PROVIDED ENTRIES:
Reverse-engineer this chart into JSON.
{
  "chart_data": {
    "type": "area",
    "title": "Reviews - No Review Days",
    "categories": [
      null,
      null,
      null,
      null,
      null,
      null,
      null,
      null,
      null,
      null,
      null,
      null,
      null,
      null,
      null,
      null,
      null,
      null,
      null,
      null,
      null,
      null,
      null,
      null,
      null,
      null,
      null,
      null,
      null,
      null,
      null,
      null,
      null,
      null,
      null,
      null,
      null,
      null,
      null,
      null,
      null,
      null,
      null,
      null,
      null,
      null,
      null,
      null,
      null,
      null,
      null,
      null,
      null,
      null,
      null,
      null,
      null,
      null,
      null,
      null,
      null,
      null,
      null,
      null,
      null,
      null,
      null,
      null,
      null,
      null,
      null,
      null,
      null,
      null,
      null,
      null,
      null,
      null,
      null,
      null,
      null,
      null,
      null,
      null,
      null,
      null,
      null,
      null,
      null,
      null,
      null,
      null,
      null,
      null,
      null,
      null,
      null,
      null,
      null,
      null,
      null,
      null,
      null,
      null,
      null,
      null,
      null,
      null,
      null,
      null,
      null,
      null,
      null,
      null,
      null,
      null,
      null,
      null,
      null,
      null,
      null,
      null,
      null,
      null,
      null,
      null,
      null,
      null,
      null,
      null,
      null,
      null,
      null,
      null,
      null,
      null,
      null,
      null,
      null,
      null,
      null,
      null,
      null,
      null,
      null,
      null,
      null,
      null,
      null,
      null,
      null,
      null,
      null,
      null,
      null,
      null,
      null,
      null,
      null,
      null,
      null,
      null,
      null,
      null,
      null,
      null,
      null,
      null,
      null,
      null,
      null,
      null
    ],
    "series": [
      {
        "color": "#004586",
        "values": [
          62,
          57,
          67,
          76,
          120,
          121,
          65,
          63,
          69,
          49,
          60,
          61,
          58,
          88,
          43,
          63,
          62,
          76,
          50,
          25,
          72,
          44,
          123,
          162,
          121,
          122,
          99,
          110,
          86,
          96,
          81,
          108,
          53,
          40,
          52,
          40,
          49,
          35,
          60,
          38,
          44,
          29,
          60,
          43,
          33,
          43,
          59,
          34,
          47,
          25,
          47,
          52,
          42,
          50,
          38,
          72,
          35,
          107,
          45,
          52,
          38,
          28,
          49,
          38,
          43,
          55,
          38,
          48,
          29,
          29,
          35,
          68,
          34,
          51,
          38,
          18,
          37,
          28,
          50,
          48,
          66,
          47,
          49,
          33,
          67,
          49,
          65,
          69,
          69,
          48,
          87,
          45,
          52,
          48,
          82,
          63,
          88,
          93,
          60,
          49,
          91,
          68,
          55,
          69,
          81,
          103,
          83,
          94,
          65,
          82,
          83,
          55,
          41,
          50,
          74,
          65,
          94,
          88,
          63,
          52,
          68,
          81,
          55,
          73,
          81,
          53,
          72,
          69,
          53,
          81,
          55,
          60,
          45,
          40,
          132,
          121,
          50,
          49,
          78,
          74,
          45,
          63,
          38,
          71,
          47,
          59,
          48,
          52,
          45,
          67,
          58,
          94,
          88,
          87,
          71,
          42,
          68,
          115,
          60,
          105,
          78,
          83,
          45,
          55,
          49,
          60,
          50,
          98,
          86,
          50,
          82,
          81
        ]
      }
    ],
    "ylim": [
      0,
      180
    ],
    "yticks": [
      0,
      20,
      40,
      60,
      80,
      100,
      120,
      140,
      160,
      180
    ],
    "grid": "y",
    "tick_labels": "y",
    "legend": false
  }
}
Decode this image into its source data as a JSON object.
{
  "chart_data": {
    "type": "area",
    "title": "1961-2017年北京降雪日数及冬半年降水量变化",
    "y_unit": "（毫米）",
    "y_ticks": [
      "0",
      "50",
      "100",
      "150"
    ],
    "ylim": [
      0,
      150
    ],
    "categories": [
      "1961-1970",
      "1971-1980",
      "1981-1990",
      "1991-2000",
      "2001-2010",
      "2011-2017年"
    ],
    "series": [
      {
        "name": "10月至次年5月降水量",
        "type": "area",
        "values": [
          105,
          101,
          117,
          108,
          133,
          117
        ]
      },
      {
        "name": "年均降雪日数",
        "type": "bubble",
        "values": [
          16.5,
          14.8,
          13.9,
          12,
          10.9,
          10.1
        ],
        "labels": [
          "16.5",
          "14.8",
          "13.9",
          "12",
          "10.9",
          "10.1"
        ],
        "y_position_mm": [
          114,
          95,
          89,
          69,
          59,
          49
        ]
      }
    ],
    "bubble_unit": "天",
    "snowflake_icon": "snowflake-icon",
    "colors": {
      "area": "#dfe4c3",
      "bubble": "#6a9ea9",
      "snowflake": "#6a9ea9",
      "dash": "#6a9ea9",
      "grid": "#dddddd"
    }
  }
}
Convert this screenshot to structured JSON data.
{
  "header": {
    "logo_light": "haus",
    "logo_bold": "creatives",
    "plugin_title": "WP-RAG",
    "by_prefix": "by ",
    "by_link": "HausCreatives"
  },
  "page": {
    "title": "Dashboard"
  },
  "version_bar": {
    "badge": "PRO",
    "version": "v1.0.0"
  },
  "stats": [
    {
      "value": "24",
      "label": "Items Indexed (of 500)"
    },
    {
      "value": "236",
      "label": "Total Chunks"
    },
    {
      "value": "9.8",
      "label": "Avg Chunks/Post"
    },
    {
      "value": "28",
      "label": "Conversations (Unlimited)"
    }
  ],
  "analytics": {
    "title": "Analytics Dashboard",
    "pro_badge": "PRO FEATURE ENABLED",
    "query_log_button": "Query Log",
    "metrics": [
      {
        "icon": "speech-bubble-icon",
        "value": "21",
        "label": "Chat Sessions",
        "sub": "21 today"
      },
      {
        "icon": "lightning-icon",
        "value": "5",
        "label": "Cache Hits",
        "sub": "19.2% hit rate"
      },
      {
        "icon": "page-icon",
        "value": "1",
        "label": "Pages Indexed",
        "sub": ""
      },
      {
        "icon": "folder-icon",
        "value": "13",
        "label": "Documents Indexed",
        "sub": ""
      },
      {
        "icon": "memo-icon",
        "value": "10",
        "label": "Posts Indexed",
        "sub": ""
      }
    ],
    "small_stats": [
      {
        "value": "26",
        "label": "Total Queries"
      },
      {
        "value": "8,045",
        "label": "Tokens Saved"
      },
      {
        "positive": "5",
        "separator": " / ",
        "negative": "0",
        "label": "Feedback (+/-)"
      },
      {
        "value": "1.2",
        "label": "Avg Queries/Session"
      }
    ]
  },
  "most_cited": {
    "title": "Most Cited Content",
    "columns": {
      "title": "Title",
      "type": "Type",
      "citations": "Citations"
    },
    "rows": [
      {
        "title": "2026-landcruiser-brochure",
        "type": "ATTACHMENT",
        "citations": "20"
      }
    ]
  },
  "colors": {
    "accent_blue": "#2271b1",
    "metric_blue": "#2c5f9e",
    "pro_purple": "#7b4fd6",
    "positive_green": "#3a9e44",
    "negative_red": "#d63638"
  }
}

EXERCISE DIRECTIONS:
Extract the listing in its entirety, matching it exactly.

EXERCISE OUTPUT:
Reverse-engineer this chart into JSON.
{
  "chart_data": {
    "type": "area",
    "title": "Reviews - No Review Days",
    "categories": [
      null,
      null,
      null,
      null,
      null,
      null,
      null,
      null,
      null,
      null,
      null,
      null,
      null,
      null,
      null,
      null,
      null,
      null,
      null,
      null,
      null,
      null,
      null,
      null,
      null,
      null,
      null,
      null,
      null,
      null,
      null,
      null,
      null,
      null,
      null,
      null,
      null,
      null,
      null,
      null,
      null,
      null,
      null,
      null,
      null,
      null,
      null,
      null,
      null,
      null,
      null,
      null,
      null,
      null,
      null,
      null,
      null,
      null,
      null,
      null,
      null,
      null,
      null,
      null,
      null,
      null,
      null,
      null,
      null,
      null,
      null,
      null,
      null,
      null,
      null,
      null,
      null,
      null,
      null,
      null,
      null,
      null,
      null,
      null,
      null,
      null,
      null,
      null,
      null,
      null,
      null,
      null,
      null,
      null,
      null,
      null,
      null,
      null,
      null,
      null,
      null,
      null,
      null,
      null,
      null,
      null,
      null,
      null,
      null,
      null,
      null,
      null,
      null,
      null,
      null,
      null,
      null,
      null,
      null,
      null,
      null,
      null,
      null,
      null,
      null,
      null,
      null,
      null,
      null,
      null,
      null,
      null,
      null,
      null,
      null,
      null,
      null,
      null,
      null,
      null,
      null,
      null,
      null,
      null,
      null,
      null,
      null,
      null,
      null,
      null,
      null,
      null,
      null,
      null,
      null,
      null,
      null,
      null,
      null,
      null,
      null,
      null,
      null,
      null,
      null,
      null,
      null,
      null,
      null,
      null,
      null,
      null
    ],
    "series": [
      {
        "color": "#004586",
        "values": [
          62,
          57,
          67,
          76,
          120,
          121,
          65,
          63,
          69,
          49,
          60,
          61,
          58,
          88,
          43,
          63,
          62,
          76,
          50,
          25,
          72,
          44,
          123,
          162,
          121,
          122,
          99,
          110,
          86,
          96,
          81,
          108,
          53,
          40,
          52,
          40,
          49,
          35,
          60,
          38,
          44,
          29,
          60,
          43,
          33,
          43,
          59,
          34,
          47,
          25,
          47,
          52,
          42,
          50,
          38,
          72,
          35,
          107,
          45,
          52,
          38,
          28,
          49,
          38,
          43,
          55,
          38,
          48,
          29,
          29,
          35,
          68,
          34,
          51,
          38,
          18,
          37,
          28,
          50,
          48,
          66,
          47,
          49,
          33,
          67,
          49,
          65,
          69,
          69,
          48,
          87,
          45,
          52,
          48,
          82,
          63,
          88,
          93,
          60,
          49,
          91,
          68,
          55,
          69,
          81,
          103,
          83,
          94,
          65,
          82,
          83,
          55,
          41,
          50,
          74,
          65,
          94,
          88,
          63,
          52,
          68,
          81,
          55,
          73,
          81,
          53,
          72,
          69,
          53,
          81,
          55,
          60,
          45,
          40,
          132,
          121,
          50,
          49,
          78,
          74,
          45,
          63,
          38,
          71,
          47,
          59,
          48,
          52,
          45,
          67,
          58,
          94,
          88,
          87,
          71,
          42,
          68,
          115,
          60,
          105,
          78,
          83,
          45,
          55,
          49,
          60,
          50,
          98,
          86,
          50,
          82,
          81
        ]
      }
    ],
    "ylim": [
      0,
      180
    ],
    "yticks": [
      0,
      20,
      40,
      60,
      80,
      100,
      120,
      140,
      160,
      180
    ],
    "grid": "y",
    "tick_labels": "y",
    "legend": false
  }
}
Decode this image into its source data as a JSON object.
{
  "chart_data": {
    "type": "area",
    "title": "1961-2017年北京降雪日数及冬半年降水量变化",
    "y_unit": "（毫米）",
    "y_ticks": [
      "0",
      "50",
      "100",
      "150"
    ],
    "ylim": [
      0,
      150
    ],
    "categories": [
      "1961-1970",
      "1971-1980",
      "1981-1990",
      "1991-2000",
      "2001-2010",
      "2011-2017年"
    ],
    "series": [
      {
        "name": "10月至次年5月降水量",
        "type": "area",
        "values": [
          105,
          101,
          117,
          108,
          133,
          117
        ]
      },
      {
        "name": "年均降雪日数",
        "type": "bubble",
        "values": [
          16.5,
          14.8,
          13.9,
          12,
          10.9,
          10.1
        ],
        "labels": [
          "16.5",
          "14.8",
          "13.9",
          "12",
          "10.9",
          "10.1"
        ],
        "y_position_mm": [
          114,
          95,
          89,
          69,
          59,
          49
        ]
      }
    ],
    "bubble_unit": "天",
    "snowflake_icon": "snowflake-icon",
    "colors": {
      "area": "#dfe4c3",
      "bubble": "#6a9ea9",
      "snowflake": "#6a9ea9",
      "dash": "#6a9ea9",
      "grid": "#dddddd"
    }
  }
}
Convert this screenshot to structured JSON data.
{
  "header": {
    "logo_light": "haus",
    "logo_bold": "creatives",
    "plugin_title": "WP-RAG",
    "by_prefix": "by ",
    "by_link": "HausCreatives"
  },
  "page": {
    "title": "Dashboard"
  },
  "version_bar": {
    "badge": "PRO",
    "version": "v1.0.0"
  },
  "stats": [
    {
      "value": "24",
      "label": "Items Indexed (of 500)"
    },
    {
      "value": "236",
      "label": "Total Chunks"
    },
    {
      "value": "9.8",
      "label": "Avg Chunks/Post"
    },
    {
      "value": "28",
      "label": "Conversations (Unlimited)"
    }
  ],
  "analytics": {
    "title": "Analytics Dashboard",
    "pro_badge": "PRO FEATURE ENABLED",
    "query_log_button": "Query Log",
    "metrics": [
      {
        "icon": "speech-bubble-icon",
        "value": "21",
        "label": "Chat Sessions",
        "sub": "21 today"
      },
      {
        "icon": "lightning-icon",
        "value": "5",
        "label": "Cache Hits",
        "sub": "19.2% hit rate"
      },
      {
        "icon": "page-icon",
        "value": "1",
        "label": "Pages Indexed",
        "sub": ""
      },
      {
        "icon": "folder-icon",
        "value": "13",
        "label": "Documents Indexed",
        "sub": ""
      },
      {
        "icon": "memo-icon",
        "value": "10",
        "label": "Posts Indexed",
        "sub": ""
      }
    ],
    "small_stats": [
      {
        "value": "26",
        "label": "Total Queries"
      },
      {
        "value": "8,045",
        "label": "Tokens Saved"
      },
      {
        "positive": "5",
        "separator": " / ",
        "negative": "0",
        "label": "Feedback (+/-)"
      },
      {
        "value": "1.2",
        "label": "Avg Queries/Session"
      }
    ]
  },
  "most_cited": {
    "title": "Most Cited Content",
    "columns": {
      "title": "Title",
      "type": "Type",
      "citations": "Citations"
    },
    "rows": [
      {
        "title": "2026-landcruiser-brochure",
        "type": "ATTACHMENT",
        "citations": "20"
      }
    ]
  },
  "colors": {
    "accent_blue": "#2271b1",
    "metric_blue": "#2c5f9e",
    "pro_purple": "#7b4fd6",
    "positive_green": "#3a9e44",
    "negative_red": "#d63638"
  }
}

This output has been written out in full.